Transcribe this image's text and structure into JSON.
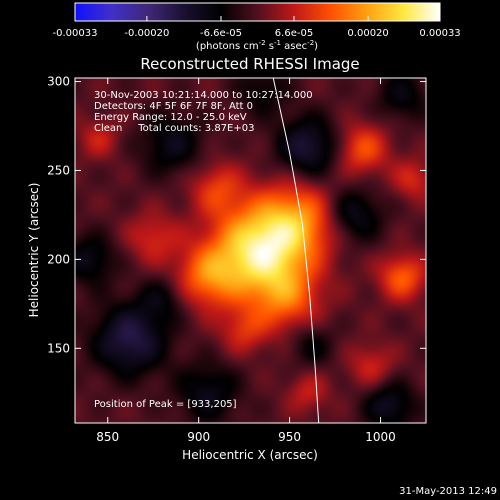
{
  "chart_data": {
    "type": "heatmap",
    "title": "Reconstructed RHESSI Image",
    "xlabel": "Heliocentric X (arcsec)",
    "ylabel": "Heliocentric Y (arcsec)",
    "xlim": [
      832,
      1025
    ],
    "ylim": [
      108,
      302
    ],
    "x_ticks": [
      850,
      900,
      950,
      1000
    ],
    "y_ticks": [
      150,
      200,
      250,
      300
    ],
    "colorbar": {
      "min": -0.00033,
      "max": 0.00033,
      "tick_values": [
        -0.00033,
        -0.0002,
        -6.6e-05,
        6.6e-05,
        0.0002,
        0.00033
      ],
      "tick_labels": [
        "-0.00033",
        "-0.00020",
        "-6.6e-05",
        "6.6e-05",
        "0.00020",
        "0.00033"
      ],
      "units_parts": [
        "(photons cm",
        "-2",
        " s",
        "-1",
        " asec",
        "-2",
        ")"
      ]
    },
    "info_lines": [
      "30-Nov-2003 10:21:14.000 to 10:27:14.000",
      "Detectors: 4F 5F 6F 7F 8F, Att 0",
      "Energy Range: 12.0 - 25.0 keV",
      "Clean     Total counts: 3.87E+03"
    ],
    "peak_label": "Position of Peak = [933,205]",
    "peak_position": [
      933,
      205
    ],
    "sources": [
      {
        "x": 933,
        "y": 205,
        "amp": 1.0,
        "sigma": 18
      },
      {
        "x": 955,
        "y": 222,
        "amp": 0.55,
        "sigma": 15
      },
      {
        "x": 905,
        "y": 190,
        "amp": 0.5,
        "sigma": 12
      },
      {
        "x": 948,
        "y": 178,
        "amp": 0.45,
        "sigma": 13
      },
      {
        "x": 1012,
        "y": 190,
        "amp": 0.5,
        "sigma": 9
      },
      {
        "x": 990,
        "y": 262,
        "amp": 0.45,
        "sigma": 10
      },
      {
        "x": 910,
        "y": 240,
        "amp": 0.35,
        "sigma": 10
      },
      {
        "x": 925,
        "y": 160,
        "amp": 0.3,
        "sigma": 9
      },
      {
        "x": 875,
        "y": 212,
        "amp": 0.3,
        "sigma": 10
      },
      {
        "x": 995,
        "y": 140,
        "amp": 0.28,
        "sigma": 9
      },
      {
        "x": 960,
        "y": 125,
        "amp": 0.25,
        "sigma": 8
      },
      {
        "x": 845,
        "y": 268,
        "amp": 0.25,
        "sigma": 8
      },
      {
        "x": 1018,
        "y": 245,
        "amp": 0.3,
        "sigma": 8
      },
      {
        "x": 862,
        "y": 155,
        "amp": -0.55,
        "sigma": 14
      },
      {
        "x": 960,
        "y": 263,
        "amp": -0.5,
        "sigma": 12
      },
      {
        "x": 985,
        "y": 225,
        "amp": -0.4,
        "sigma": 11
      },
      {
        "x": 885,
        "y": 265,
        "amp": -0.35,
        "sigma": 12
      },
      {
        "x": 1005,
        "y": 118,
        "amp": -0.4,
        "sigma": 10
      },
      {
        "x": 905,
        "y": 125,
        "amp": -0.35,
        "sigma": 12
      },
      {
        "x": 840,
        "y": 200,
        "amp": -0.35,
        "sigma": 10
      },
      {
        "x": 1012,
        "y": 292,
        "amp": -0.3,
        "sigma": 10
      },
      {
        "x": 962,
        "y": 152,
        "amp": -0.25,
        "sigma": 9
      },
      {
        "x": 880,
        "y": 178,
        "amp": -0.25,
        "sigma": 9
      },
      {
        "x": 935,
        "y": 295,
        "amp": -0.25,
        "sigma": 10
      }
    ],
    "limb_curve": [
      [
        941,
        302
      ],
      [
        950,
        260
      ],
      [
        957,
        220
      ],
      [
        961,
        180
      ],
      [
        964,
        140
      ],
      [
        966,
        108
      ]
    ],
    "colormap": [
      "#1010ff",
      "#4030c8",
      "#402878",
      "#1a1030",
      "#000000",
      "#501020",
      "#c01818",
      "#ff5000",
      "#ffa010",
      "#ffe840",
      "#ffffff"
    ]
  },
  "footer_date": "31-May-2013 12:49"
}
________
* **Exercise**: Restate the data above word for word. Do not include the images.

* **Output below**:
Transcribe this image's text and structure into JSON.
{
  "chart_data": {
    "type": "heatmap",
    "title": "Reconstructed RHESSI Image",
    "xlabel": "Heliocentric X (arcsec)",
    "ylabel": "Heliocentric Y (arcsec)",
    "xlim": [
      832,
      1025
    ],
    "ylim": [
      108,
      302
    ],
    "x_ticks": [
      850,
      900,
      950,
      1000
    ],
    "y_ticks": [
      150,
      200,
      250,
      300
    ],
    "colorbar": {
      "min": -0.00033,
      "max": 0.00033,
      "tick_values": [
        -0.00033,
        -0.0002,
        -6.6e-05,
        6.6e-05,
        0.0002,
        0.00033
      ],
      "tick_labels": [
        "-0.00033",
        "-0.00020",
        "-6.6e-05",
        "6.6e-05",
        "0.00020",
        "0.00033"
      ],
      "units_parts": [
        "(photons cm",
        "-2",
        " s",
        "-1",
        " asec",
        "-2",
        ")"
      ]
    },
    "info_lines": [
      "30-Nov-2003 10:21:14.000 to 10:27:14.000",
      "Detectors: 4F 5F 6F 7F 8F, Att 0",
      "Energy Range: 12.0 - 25.0 keV",
      "Clean     Total counts: 3.87E+03"
    ],
    "peak_label": "Position of Peak = [933,205]",
    "peak_position": [
      933,
      205
    ],
    "sources": [
      {
        "x": 933,
        "y": 205,
        "amp": 1.0,
        "sigma": 18
      },
      {
        "x": 955,
        "y": 222,
        "amp": 0.55,
        "sigma": 15
      },
      {
        "x": 905,
        "y": 190,
        "amp": 0.5,
        "sigma": 12
      },
      {
        "x": 948,
        "y": 178,
        "amp": 0.45,
        "sigma": 13
      },
      {
        "x": 1012,
        "y": 190,
        "amp": 0.5,
        "sigma": 9
      },
      {
        "x": 990,
        "y": 262,
        "amp": 0.45,
        "sigma": 10
      },
      {
        "x": 910,
        "y": 240,
        "amp": 0.35,
        "sigma": 10
      },
      {
        "x": 925,
        "y": 160,
        "amp": 0.3,
        "sigma": 9
      },
      {
        "x": 875,
        "y": 212,
        "amp": 0.3,
        "sigma": 10
      },
      {
        "x": 995,
        "y": 140,
        "amp": 0.28,
        "sigma": 9
      },
      {
        "x": 960,
        "y": 125,
        "amp": 0.25,
        "sigma": 8
      },
      {
        "x": 845,
        "y": 268,
        "amp": 0.25,
        "sigma": 8
      },
      {
        "x": 1018,
        "y": 245,
        "amp": 0.3,
        "sigma": 8
      },
      {
        "x": 862,
        "y": 155,
        "amp": -0.55,
        "sigma": 14
      },
      {
        "x": 960,
        "y": 263,
        "amp": -0.5,
        "sigma": 12
      },
      {
        "x": 985,
        "y": 225,
        "amp": -0.4,
        "sigma": 11
      },
      {
        "x": 885,
        "y": 265,
        "amp": -0.35,
        "sigma": 12
      },
      {
        "x": 1005,
        "y": 118,
        "amp": -0.4,
        "sigma": 10
      },
      {
        "x": 905,
        "y": 125,
        "amp": -0.35,
        "sigma": 12
      },
      {
        "x": 840,
        "y": 200,
        "amp": -0.35,
        "sigma": 10
      },
      {
        "x": 1012,
        "y": 292,
        "amp": -0.3,
        "sigma": 10
      },
      {
        "x": 962,
        "y": 152,
        "amp": -0.25,
        "sigma": 9
      },
      {
        "x": 880,
        "y": 178,
        "amp": -0.25,
        "sigma": 9
      },
      {
        "x": 935,
        "y": 295,
        "amp": -0.25,
        "sigma": 10
      }
    ],
    "limb_curve": [
      [
        941,
        302
      ],
      [
        950,
        260
      ],
      [
        957,
        220
      ],
      [
        961,
        180
      ],
      [
        964,
        140
      ],
      [
        966,
        108
      ]
    ],
    "colormap": [
      "#1010ff",
      "#4030c8",
      "#402878",
      "#1a1030",
      "#000000",
      "#501020",
      "#c01818",
      "#ff5000",
      "#ffa010",
      "#ffe840",
      "#ffffff"
    ]
  },
  "footer_date": "31-May-2013 12:49"
}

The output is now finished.